Aufgabenbeschreibung:
Wie geht der Artikel über Holzarchitektur gegen die Klimakrise nach seinem letzten Satz weiter? Führe ihn im gleichen Ton fort.

Seite:
# taz.de -- Holzarchitektur gegen die Klimakrise: Worauf wir bauen können
       
       > Der Klimaforscher Schellnhuber will eine Architekturbewegung, die auf
       > Holzbau setzt. Aktuell aber lohnt sich Holzverkauf in Deutschland kaum.
       
 (IMG) Bild: Das bisher höchste Holzgebäude der Welt: Mjøstårnet in Norwegen
       
       Auf den ersten Blick steht da einfach ein Hochhaus. Ein Kasten eben,
       obendrauf eine Balkenkonstruktion, die mehrere Dachterrassen umrahmt. Ein
       bisschen fehl am Platz sieht der Mjøstårnet vielleicht aus, übersetzt „Turm
       des Mjøsa-Sees“. Er steht im 10.000-Seelen-Ort Brumunddal im Südosten
       Norwegens, um ihn herum reihen sich Einfamilienhäuser aneinander. Und
       Bäume. In der Region gibt es Forstwirtschaft.
       
       Und so ist es erst der zweite Blick, der offenbart, warum der Mjøstårnet
       doch an seinen Standort passt. Der 18-stöckige Gigant ist aus Holz gebaut.
       Mit seinen 85 Metern ist er sogar das höchste Holzhaus der Welt, auch wenn
       es in mehreren Ländern mittlerweile Pläne gibt, den Rekord zu brechen.
       
       Das Bauen mit Holz ist nicht neu, aber etwas aus der Mode gekommen. Eine
       Gruppe um den renommierten Klimaforscher Hans Joachim Schellnhuber plant
       das große Comeback – für den Klimaschutz. Die rund 20 Personen, darunter
       auch der Chef des Umweltbundesamts Dirk Messner und die Architektin Annette
       Hillebrandt, haben ein Unternehmen gegründet, das sie in Anlehnung an die
       revolutionäre Designbewegung des Architekten Walter Gropius „Bauhaus der
       Erde“ nennen.

Datensätze:
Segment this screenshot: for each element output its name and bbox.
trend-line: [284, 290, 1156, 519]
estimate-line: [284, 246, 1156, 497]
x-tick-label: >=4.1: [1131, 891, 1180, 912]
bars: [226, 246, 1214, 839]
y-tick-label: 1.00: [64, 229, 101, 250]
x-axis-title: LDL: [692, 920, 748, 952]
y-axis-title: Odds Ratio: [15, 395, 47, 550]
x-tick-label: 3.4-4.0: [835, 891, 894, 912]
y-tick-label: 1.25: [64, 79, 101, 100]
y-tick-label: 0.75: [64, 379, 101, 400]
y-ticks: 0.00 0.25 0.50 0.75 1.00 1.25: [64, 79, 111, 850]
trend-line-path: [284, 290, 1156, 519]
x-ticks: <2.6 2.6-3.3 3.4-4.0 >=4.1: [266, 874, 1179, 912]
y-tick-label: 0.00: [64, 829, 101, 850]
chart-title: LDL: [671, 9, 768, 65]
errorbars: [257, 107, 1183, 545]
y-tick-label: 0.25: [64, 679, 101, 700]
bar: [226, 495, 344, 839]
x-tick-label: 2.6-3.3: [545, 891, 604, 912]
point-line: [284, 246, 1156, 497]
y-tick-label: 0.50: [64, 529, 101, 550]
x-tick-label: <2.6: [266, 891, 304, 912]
---
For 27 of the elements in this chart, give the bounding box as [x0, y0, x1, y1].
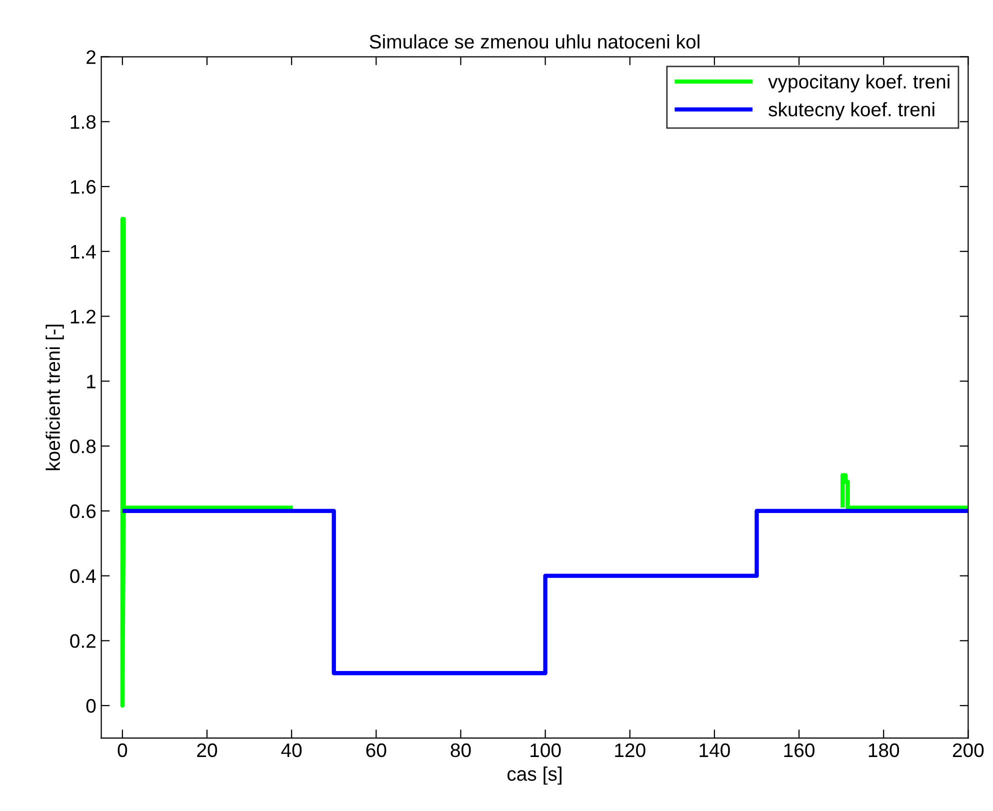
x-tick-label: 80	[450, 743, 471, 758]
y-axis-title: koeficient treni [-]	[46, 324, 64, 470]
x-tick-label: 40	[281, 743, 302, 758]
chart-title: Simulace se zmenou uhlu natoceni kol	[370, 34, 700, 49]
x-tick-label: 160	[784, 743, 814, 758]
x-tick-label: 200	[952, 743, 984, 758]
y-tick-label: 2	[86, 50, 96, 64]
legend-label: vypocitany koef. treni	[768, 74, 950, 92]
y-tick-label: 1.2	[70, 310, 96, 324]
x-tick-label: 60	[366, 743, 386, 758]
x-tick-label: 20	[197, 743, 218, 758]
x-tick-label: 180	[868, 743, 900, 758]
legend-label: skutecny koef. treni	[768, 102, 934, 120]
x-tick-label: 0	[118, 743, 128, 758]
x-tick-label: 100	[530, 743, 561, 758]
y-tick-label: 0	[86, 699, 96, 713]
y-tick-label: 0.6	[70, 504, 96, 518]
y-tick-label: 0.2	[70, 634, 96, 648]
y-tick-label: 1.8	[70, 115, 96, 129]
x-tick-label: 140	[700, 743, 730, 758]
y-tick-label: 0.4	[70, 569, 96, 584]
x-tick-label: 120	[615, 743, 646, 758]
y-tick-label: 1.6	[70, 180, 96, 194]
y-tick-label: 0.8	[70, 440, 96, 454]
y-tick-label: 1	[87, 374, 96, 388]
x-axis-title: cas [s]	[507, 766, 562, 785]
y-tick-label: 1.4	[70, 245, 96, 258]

Schriftliche Antwort:
       Um falsche Bescheidenheit bemüht sich die Gruppe gar nicht erst. „Wir sehen
       uns als Speerspitze einer globalen Bewegung“, sagt Schellnhuber. „Wir
       glauben, dass wir hier eine Welle anstoßen, die die gebaute Umwelt
       verändern wird.“
       
       ## Der Elefant im Klimaraum
       
       Nötig wäre es durchaus. Etwa 40 Prozent der globalen CO2-Emissionen haben
       in [1][irgendeiner Weise mit dem Bauen, Betreiben oder Abreißen von
       Gebäuden] zu tun. Da wären [2][das Heizen] und das Kühlen während der
       Nutzung, die Abrissbirne – aber eben auch die Unmengen von Energie, die im
       Zuge der Herstellung von Stahl, Beton oder Glas nötig sind. „Das ist bisher
       als Elefant im Klimaraum, wie ich das gerne nenne, übersehen worden“, meint
       Schellnhuber.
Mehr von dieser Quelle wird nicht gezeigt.